DATA PROVIDED →
* Start *
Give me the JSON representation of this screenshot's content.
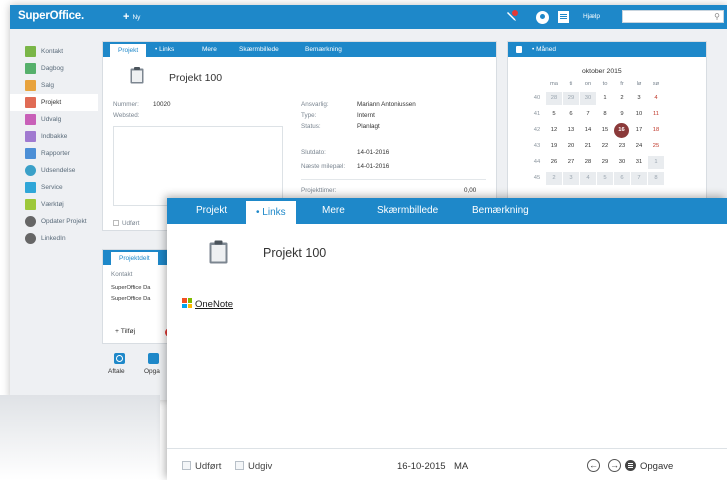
{
  "app": {
    "logo": "SuperOffice.",
    "new_label": "Ny",
    "help_label": "Hjælp",
    "search_placeholder": ""
  },
  "sidebar": {
    "items": [
      {
        "label": "Kontakt",
        "color": "#7ab648"
      },
      {
        "label": "Dagbog",
        "color": "#56b06b"
      },
      {
        "label": "Salg",
        "color": "#e8a33d"
      },
      {
        "label": "Projekt",
        "color": "#e06b55"
      },
      {
        "label": "Udvalg",
        "color": "#c860b8"
      },
      {
        "label": "Indbakke",
        "color": "#a07ad0"
      },
      {
        "label": "Rapporter",
        "color": "#4c8fd6"
      },
      {
        "label": "Udsendelse",
        "color": "#3aa0c8"
      },
      {
        "label": "Service",
        "color": "#2fa6d8"
      },
      {
        "label": "Værktøj",
        "color": "#9dc83a"
      },
      {
        "label": "Opdater Projekt",
        "color": "#666666"
      },
      {
        "label": "LinkedIn",
        "color": "#666666"
      }
    ]
  },
  "back_project": {
    "tabs": [
      "Projekt",
      "Links",
      "Mere",
      "Skærmbillede",
      "Bemærkning"
    ],
    "title": "Projekt 100",
    "number_label": "Nummer:",
    "number_value": "10020",
    "website_label": "Websted:",
    "responsible_label": "Ansvarlig:",
    "responsible_value": "Mariann Antoniussen",
    "type_label": "Type:",
    "type_value": "Internt",
    "status_label": "Status:",
    "status_value": "Planlagt",
    "end_label": "Slutdato:",
    "end_value": "14-01-2016",
    "milestone_label": "Næste milepæl:",
    "milestone_value": "14-01-2016",
    "hours_label": "Projekttimer:",
    "hours_value": "0,00",
    "done_label": "Udført"
  },
  "participants": {
    "tab": "Projektdelt",
    "column": "Kontakt",
    "rows": [
      "SuperOffice Da",
      "SuperOffice Da"
    ],
    "add_label": "+ Tilføj"
  },
  "bottom_actions": {
    "appointment": "Aftale",
    "task": "Opga"
  },
  "calendar": {
    "view_label": "Måned",
    "month_label": "oktober 2015",
    "weekdays": [
      "ma",
      "ti",
      "on",
      "to",
      "fr",
      "lø",
      "sø"
    ],
    "weeks": [
      {
        "wk": "40",
        "days": [
          "28",
          "29",
          "30",
          "1",
          "2",
          "3",
          "4"
        ]
      },
      {
        "wk": "41",
        "days": [
          "5",
          "6",
          "7",
          "8",
          "9",
          "10",
          "11"
        ]
      },
      {
        "wk": "42",
        "days": [
          "12",
          "13",
          "14",
          "15",
          "16",
          "17",
          "18"
        ]
      },
      {
        "wk": "43",
        "days": [
          "19",
          "20",
          "21",
          "22",
          "23",
          "24",
          "25"
        ]
      },
      {
        "wk": "44",
        "days": [
          "26",
          "27",
          "28",
          "29",
          "30",
          "31",
          "1"
        ]
      },
      {
        "wk": "45",
        "days": [
          "2",
          "3",
          "4",
          "5",
          "6",
          "7",
          "8"
        ]
      }
    ],
    "today": "16"
  },
  "front_project": {
    "tabs": [
      "Projekt",
      "Links",
      "Mere",
      "Skærmbillede",
      "Bemærkning"
    ],
    "active_tab": "Links",
    "title": "Projekt 100",
    "link_label": "OneNote",
    "done_label": "Udført",
    "publish_label": "Udgiv",
    "date": "16-10-2015",
    "initials": "MA",
    "task_label": "Opgave"
  },
  "colors": {
    "brand": "#1e88c9",
    "today": "#8b3a3a"
  }
}
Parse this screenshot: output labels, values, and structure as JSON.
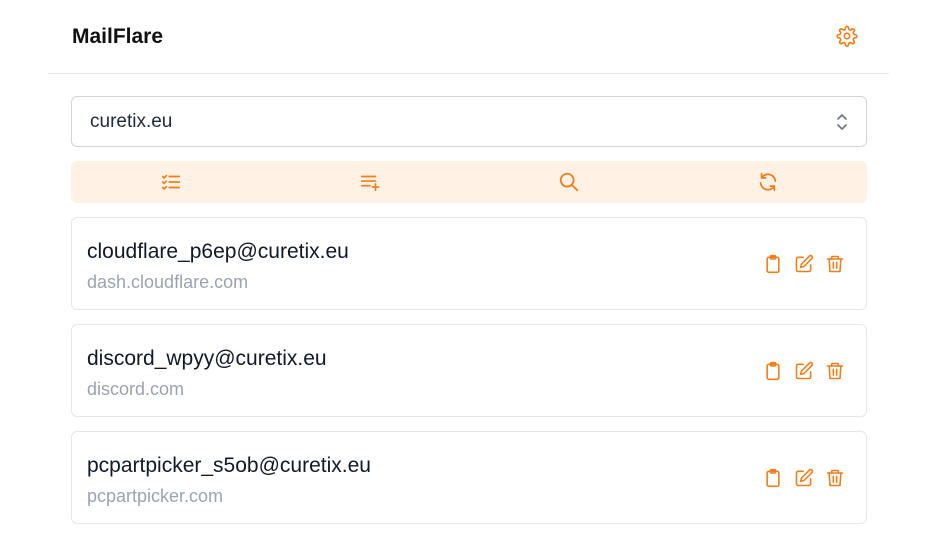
{
  "app": {
    "title": "MailFlare",
    "accent_color": "#f07d1c",
    "settings_icon": "gear-icon"
  },
  "domain_select": {
    "value": "curetix.eu",
    "icon": "chevron-up-down-icon"
  },
  "toolbar": {
    "background": "#fff1e4",
    "buttons": [
      {
        "name": "select-list",
        "icon": "checklist-icon"
      },
      {
        "name": "add-email",
        "icon": "list-plus-icon"
      },
      {
        "name": "search",
        "icon": "search-icon"
      },
      {
        "name": "refresh",
        "icon": "refresh-icon"
      }
    ]
  },
  "emails": [
    {
      "address": "cloudflare_p6ep@curetix.eu",
      "site": "dash.cloudflare.com"
    },
    {
      "address": "discord_wpyy@curetix.eu",
      "site": "discord.com"
    },
    {
      "address": "pcpartpicker_s5ob@curetix.eu",
      "site": "pcpartpicker.com"
    }
  ],
  "card_actions": [
    {
      "name": "copy",
      "icon": "clipboard-icon"
    },
    {
      "name": "edit",
      "icon": "edit-icon"
    },
    {
      "name": "delete",
      "icon": "trash-icon"
    }
  ]
}
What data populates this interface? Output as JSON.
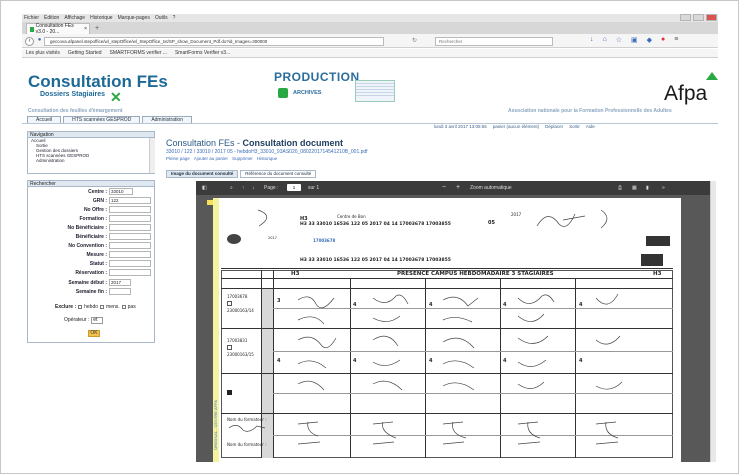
{
  "browser": {
    "menu": [
      "Fichier",
      "Édition",
      "Affichage",
      "Historique",
      "Marque-pages",
      "Outils",
      "?"
    ],
    "tab_title": "Consultation FEs v3.0 - 20...",
    "new_tab": "+",
    "url": "geccova.afpanel.stepoffice/wl_stepOffice/wl_StepOffice_txt/SP_show_Document_Pdf.do?id_Images=300000",
    "search_placeholder": "Rechercher",
    "bookmarks": [
      "Les plus visités",
      "Getting Started",
      "SMARTFORMS verifier ...",
      "SmartForms Verifier v3..."
    ]
  },
  "header": {
    "title": "Consultation FEs",
    "subtitle": "Dossiers Stagiaires",
    "consult_sub": "Consultation des feuilles d'émargement",
    "environment": "PRODUCTION",
    "archives": "ARCHIVES",
    "brand": "Afpa",
    "association": "Association nationale pour la Formation Professionnelle des Adultes",
    "menu": [
      "Accueil",
      "HTS scannées GESPROD",
      "Administration"
    ],
    "date": "lundi 3 avril 2017  13:05:55",
    "links": [
      "panier (aucun élément)",
      "Déplacer",
      "Sortir",
      "Aide"
    ]
  },
  "navigation": {
    "title": "Navigation",
    "items": [
      "Accueil",
      "Sortie",
      "Gestion des dossiers",
      "HTS scannées GESPROD",
      "Administration"
    ]
  },
  "search": {
    "title": "Rechercher",
    "fields": [
      {
        "label": "Centre :",
        "value": "33010"
      },
      {
        "label": "GRN :",
        "value": "122"
      },
      {
        "label": "No Offre :",
        "value": ""
      },
      {
        "label": "Formation :",
        "value": ""
      },
      {
        "label": "No Bénéficiaire :",
        "value": ""
      },
      {
        "label": "Bénéficiaire :",
        "value": ""
      },
      {
        "label": "No Convention :",
        "value": ""
      },
      {
        "label": "Mesure :",
        "value": ""
      },
      {
        "label": "Statut :",
        "value": ""
      },
      {
        "label": "Réservation :",
        "value": ""
      },
      {
        "label": "Semaine début :",
        "value": "2017"
      },
      {
        "label": "Semaine fin :",
        "value": ""
      }
    ],
    "exclude_label": "Exclure :",
    "exclude_options": [
      "hebdo",
      "mens.",
      "pas"
    ],
    "operator_label": "Opérateur :",
    "operator_value": "et",
    "ok": "OK"
  },
  "content": {
    "title_prefix": "Consultation FEs - ",
    "title_bold": "Consultation document",
    "path": "33010 / 122 / 33010 / 2017 05 - hebdoH3_33010_93AS020_0802201714541210B_001.pdf",
    "links": [
      "Pleine page",
      "Ajouter au panier",
      "Supprimer",
      "Historique"
    ],
    "tabs": [
      "Image du document consulté",
      "Référence du document consulté"
    ]
  },
  "pdf": {
    "page_label": "Page :",
    "page_value": "1",
    "page_total": "sur 1",
    "zoom": "Zoom automatique",
    "header_code": "H3  33  33010  16536  122  05 2017  04  14  17003678  17003855",
    "centre": "Centre de Bon",
    "table_title": "PRESENCE CAMPUS HEBDOMADAIRE 3 STAGIAIRES",
    "col_h3": "H3",
    "year": "2017",
    "doc_num": "05",
    "nom": "Nom du formateur :",
    "row_ids": [
      "17003678",
      "23000163/14",
      "17003831",
      "23000163/15"
    ],
    "vertical": "ORIGINAL - CENTRE AFPA"
  }
}
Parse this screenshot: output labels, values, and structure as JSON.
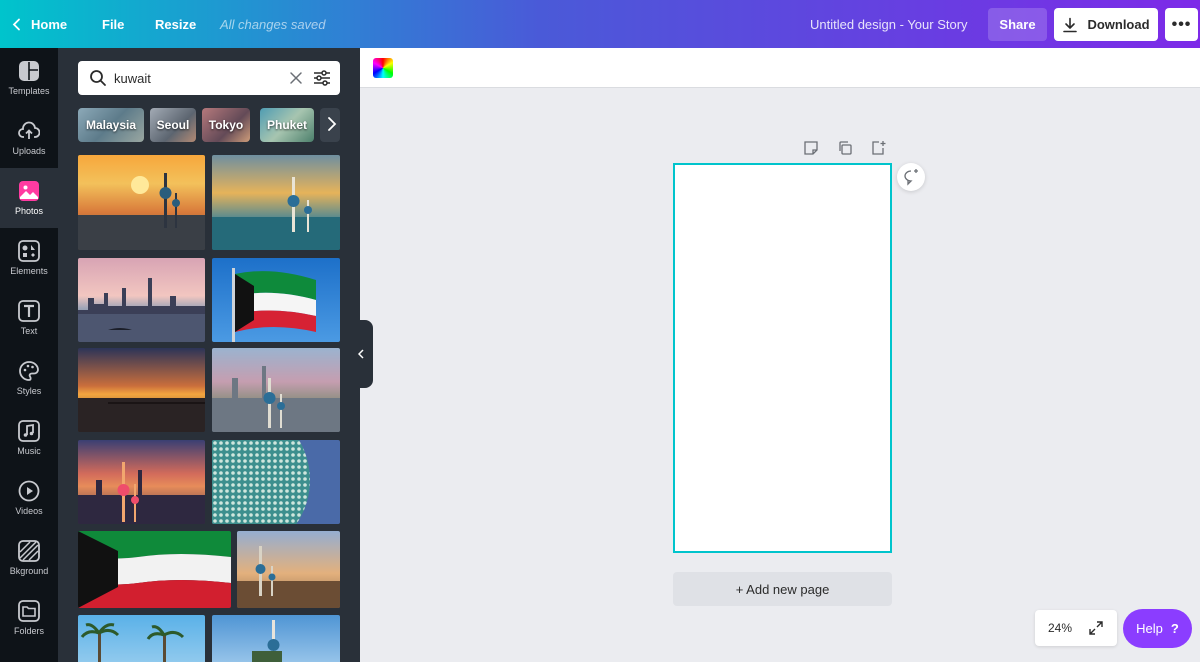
* End *
REQUIREMENTS → Count the lines that hold the string "this" and state that number alone.

EXERCISE OUTPUT → 4